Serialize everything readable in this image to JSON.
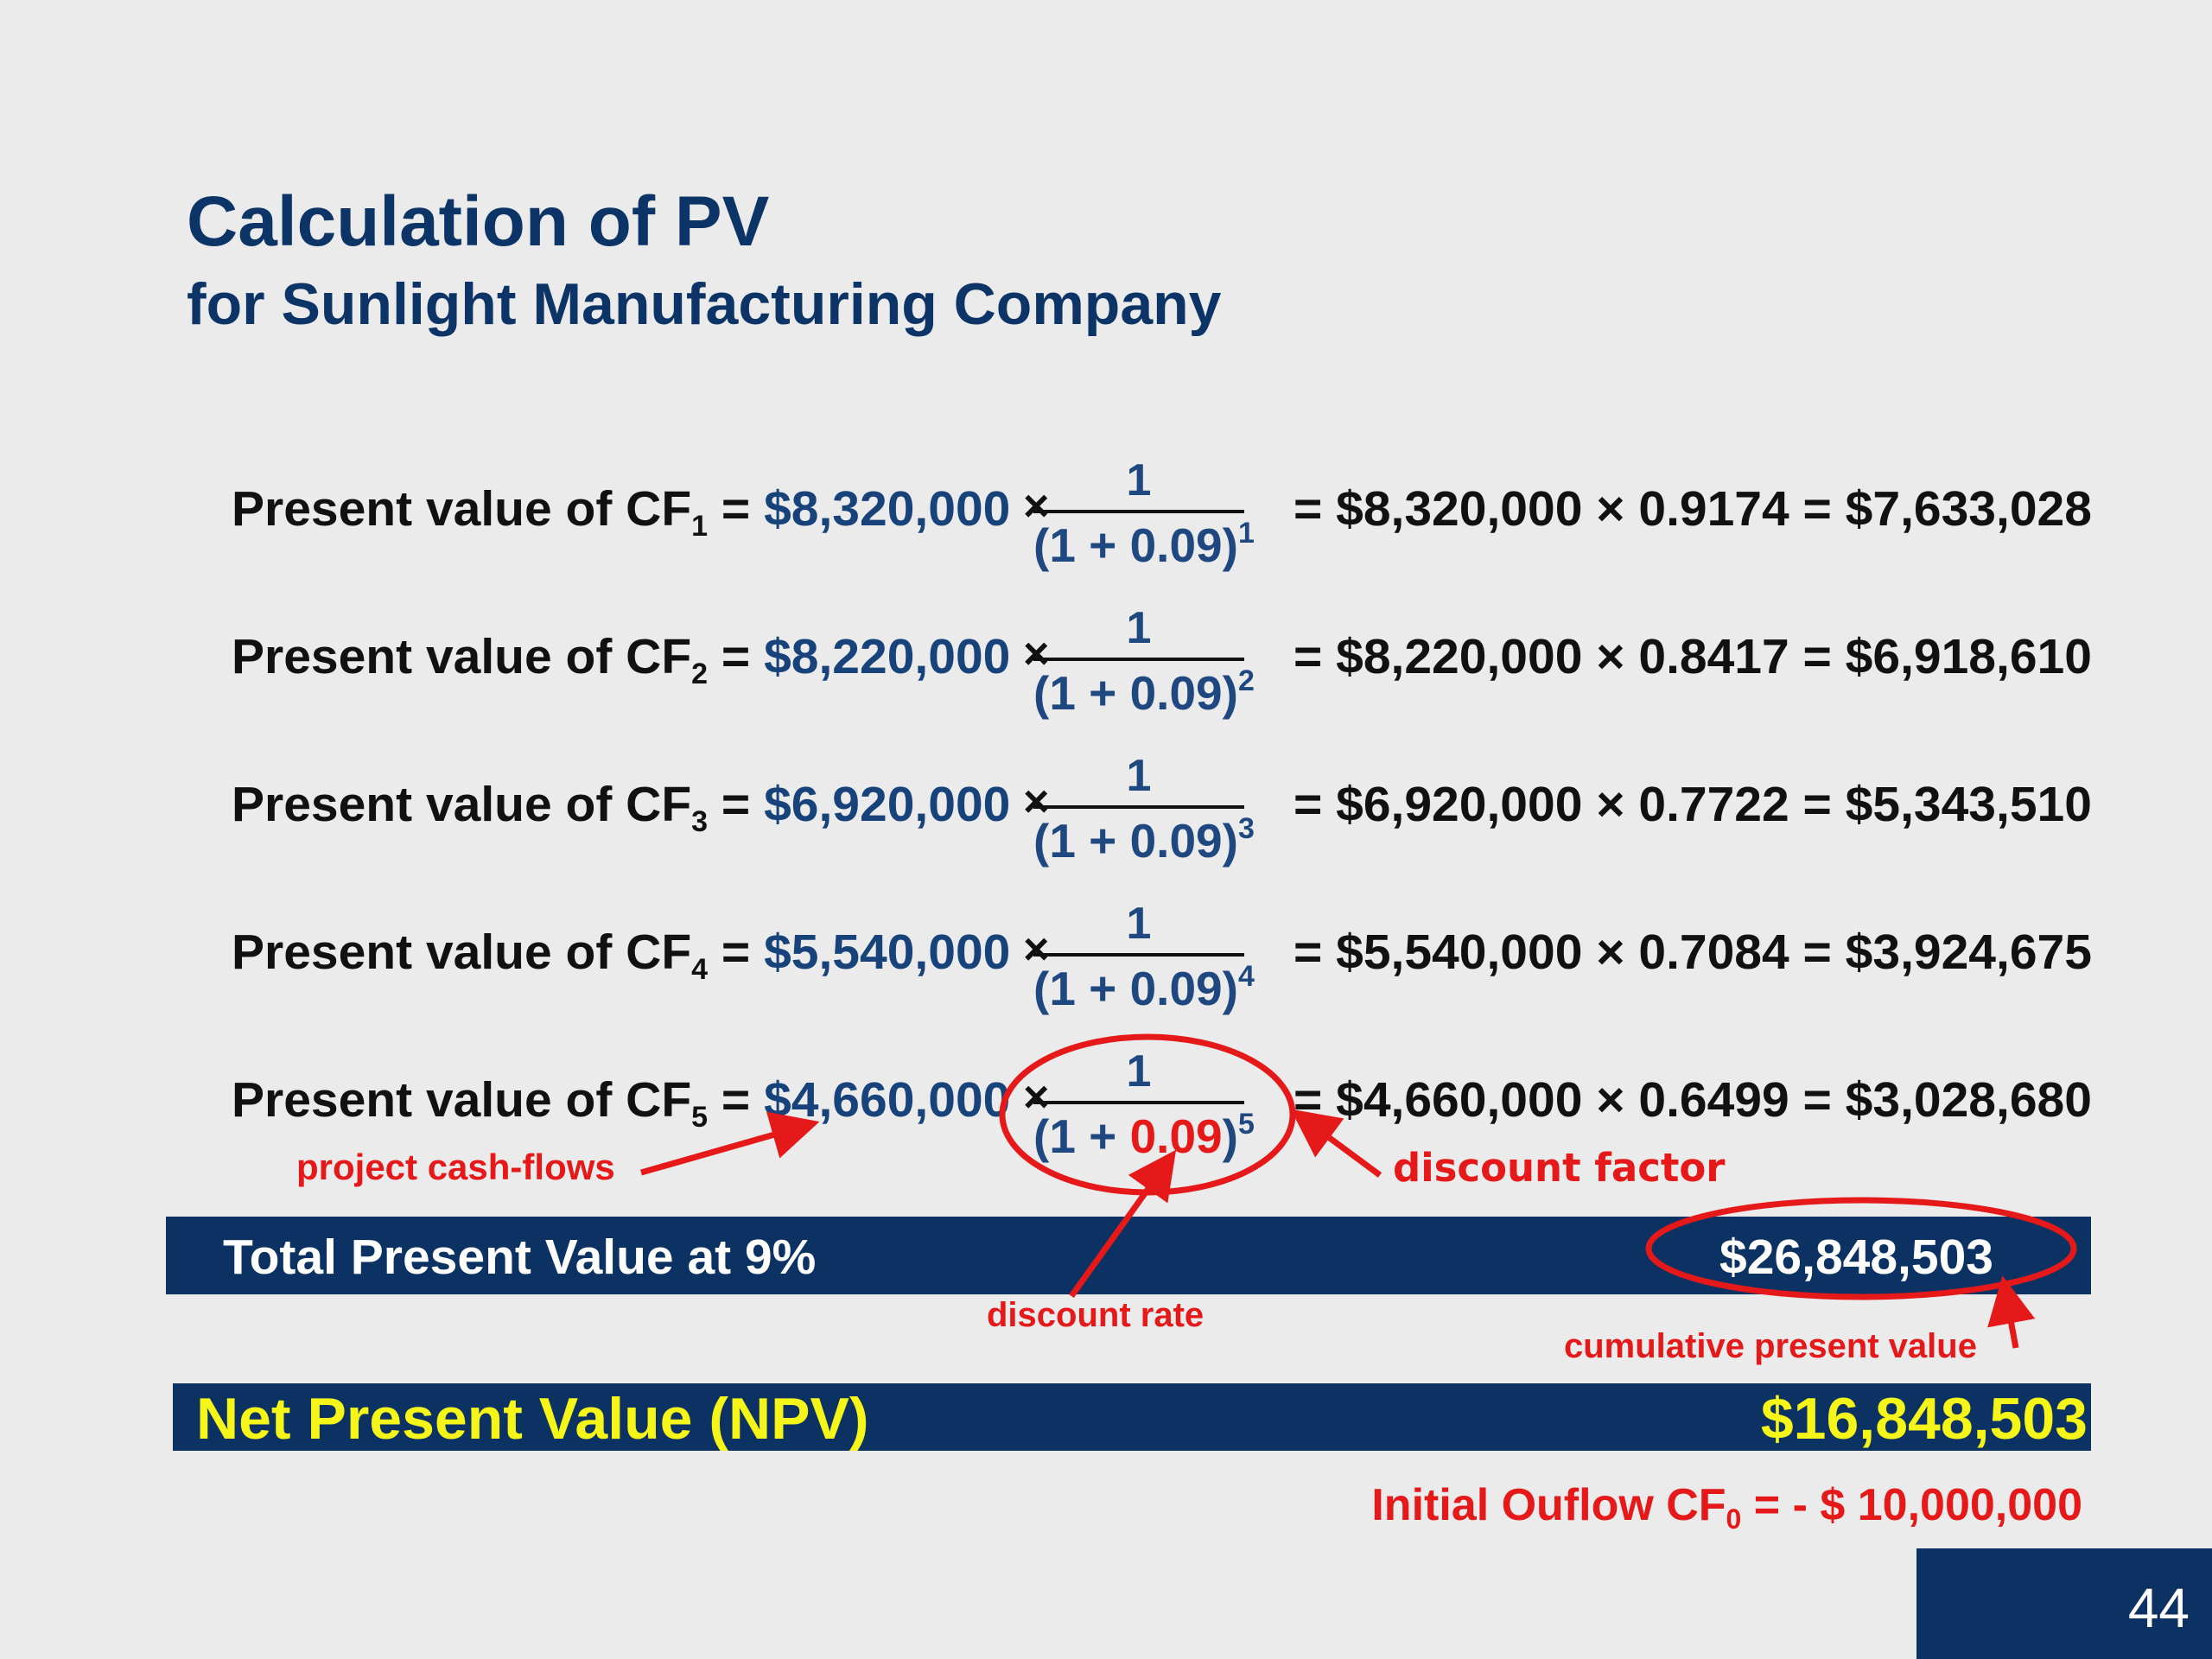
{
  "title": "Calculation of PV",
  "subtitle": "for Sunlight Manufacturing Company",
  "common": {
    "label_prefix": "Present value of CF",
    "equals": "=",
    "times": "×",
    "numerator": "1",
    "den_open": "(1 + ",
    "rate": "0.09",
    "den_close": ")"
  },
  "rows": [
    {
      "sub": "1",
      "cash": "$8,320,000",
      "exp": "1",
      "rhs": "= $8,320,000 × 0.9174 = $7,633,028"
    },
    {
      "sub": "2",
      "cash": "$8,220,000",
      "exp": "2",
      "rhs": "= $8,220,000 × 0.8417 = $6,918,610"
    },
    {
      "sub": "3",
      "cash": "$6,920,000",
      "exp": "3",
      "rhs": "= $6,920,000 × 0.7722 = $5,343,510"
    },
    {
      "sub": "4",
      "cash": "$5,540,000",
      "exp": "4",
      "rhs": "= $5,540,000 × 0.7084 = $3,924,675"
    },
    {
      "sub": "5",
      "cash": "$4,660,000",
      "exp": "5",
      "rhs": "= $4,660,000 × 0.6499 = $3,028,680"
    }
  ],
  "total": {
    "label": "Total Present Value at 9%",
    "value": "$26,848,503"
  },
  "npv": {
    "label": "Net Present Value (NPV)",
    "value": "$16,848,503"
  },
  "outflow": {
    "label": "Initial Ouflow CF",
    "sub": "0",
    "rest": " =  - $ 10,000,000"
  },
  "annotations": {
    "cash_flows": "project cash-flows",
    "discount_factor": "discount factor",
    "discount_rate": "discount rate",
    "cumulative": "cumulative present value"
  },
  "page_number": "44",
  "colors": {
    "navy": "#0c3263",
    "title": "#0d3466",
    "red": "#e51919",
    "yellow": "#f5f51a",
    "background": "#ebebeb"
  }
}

** Your instructions **
Return the listing above word for word, with the pictures removed.

** The reply **
Serialize everything readable in this image to JSON.
{
  "title": "Calculation of PV",
  "subtitle": "for Sunlight Manufacturing Company",
  "common": {
    "label_prefix": "Present value of CF",
    "equals": "=",
    "times": "×",
    "numerator": "1",
    "den_open": "(1 + ",
    "rate": "0.09",
    "den_close": ")"
  },
  "rows": [
    {
      "sub": "1",
      "cash": "$8,320,000",
      "exp": "1",
      "rhs": "= $8,320,000 × 0.9174 = $7,633,028"
    },
    {
      "sub": "2",
      "cash": "$8,220,000",
      "exp": "2",
      "rhs": "= $8,220,000 × 0.8417 = $6,918,610"
    },
    {
      "sub": "3",
      "cash": "$6,920,000",
      "exp": "3",
      "rhs": "= $6,920,000 × 0.7722 = $5,343,510"
    },
    {
      "sub": "4",
      "cash": "$5,540,000",
      "exp": "4",
      "rhs": "= $5,540,000 × 0.7084 = $3,924,675"
    },
    {
      "sub": "5",
      "cash": "$4,660,000",
      "exp": "5",
      "rhs": "= $4,660,000 × 0.6499 = $3,028,680"
    }
  ],
  "total": {
    "label": "Total Present Value at 9%",
    "value": "$26,848,503"
  },
  "npv": {
    "label": "Net Present Value (NPV)",
    "value": "$16,848,503"
  },
  "outflow": {
    "label": "Initial Ouflow CF",
    "sub": "0",
    "rest": " =  - $ 10,000,000"
  },
  "annotations": {
    "cash_flows": "project cash-flows",
    "discount_factor": "discount factor",
    "discount_rate": "discount rate",
    "cumulative": "cumulative present value"
  },
  "page_number": "44",
  "colors": {
    "navy": "#0c3263",
    "title": "#0d3466",
    "red": "#e51919",
    "yellow": "#f5f51a",
    "background": "#ebebeb"
  }
}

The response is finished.